[Exercise instructions] The listing must be reproduced in full, exactly as it stands.

(Saved entries)
******
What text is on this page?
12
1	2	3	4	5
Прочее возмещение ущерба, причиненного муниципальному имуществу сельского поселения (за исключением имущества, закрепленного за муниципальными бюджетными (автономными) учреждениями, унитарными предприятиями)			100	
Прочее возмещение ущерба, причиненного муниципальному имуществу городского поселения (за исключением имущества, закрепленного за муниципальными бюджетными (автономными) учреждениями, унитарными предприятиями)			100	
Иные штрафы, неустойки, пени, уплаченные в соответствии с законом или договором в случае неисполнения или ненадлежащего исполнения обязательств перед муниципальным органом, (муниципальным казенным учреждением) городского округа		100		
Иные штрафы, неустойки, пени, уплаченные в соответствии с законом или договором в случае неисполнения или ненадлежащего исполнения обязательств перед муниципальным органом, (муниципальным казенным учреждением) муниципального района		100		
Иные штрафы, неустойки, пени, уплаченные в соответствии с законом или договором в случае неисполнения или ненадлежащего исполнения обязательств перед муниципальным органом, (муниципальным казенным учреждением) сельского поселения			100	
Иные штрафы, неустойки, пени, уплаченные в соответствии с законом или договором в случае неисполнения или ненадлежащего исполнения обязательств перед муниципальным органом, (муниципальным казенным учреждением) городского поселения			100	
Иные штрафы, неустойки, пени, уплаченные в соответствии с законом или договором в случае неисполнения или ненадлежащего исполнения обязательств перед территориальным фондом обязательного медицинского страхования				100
******
[Correct output]
What text is on this page?
12
1	2	3	4	5
Прочее возмещение ущерба, причиненного муниципальному имуществу сельского поселения (за исключением имущества, закрепленного за муниципальными бюджетными (автономными) учреждениями, унитарными предприятиями)			100	
Прочее возмещение ущерба, причиненного муниципальному имуществу городского поселения (за исключением имущества, закрепленного за муниципальными бюджетными (автономными) учреждениями, унитарными предприятиями)			100	
Иные штрафы, неустойки, пени, уплаченные в соответствии с законом или договором в случае неисполнения или ненадлежащего исполнения обязательств перед муниципальным органом, (муниципальным казенным учреждением) городского округа		100		
Иные штрафы, неустойки, пени, уплаченные в соответствии с законом или договором в случае неисполнения или ненадлежащего исполнения обязательств перед муниципальным органом, (муниципальным казенным учреждением) муниципального района		100		
Иные штрафы, неустойки, пени, уплаченные в соответствии с законом или договором в случае неисполнения или ненадлежащего исполнения обязательств перед муниципальным органом, (муниципальным казенным учреждением) сельского поселения			100	
Иные штрафы, неустойки, пени, уплаченные в соответствии с законом или договором в случае неисполнения или ненадлежащего исполнения обязательств перед муниципальным органом, (муниципальным казенным учреждением) городского поселения			100	
Иные штрафы, неустойки, пени, уплаченные в соответствии с законом или договором в случае неисполнения или ненадлежащего исполнения обязательств перед территориальным фондом обязательного медицинского страхования				100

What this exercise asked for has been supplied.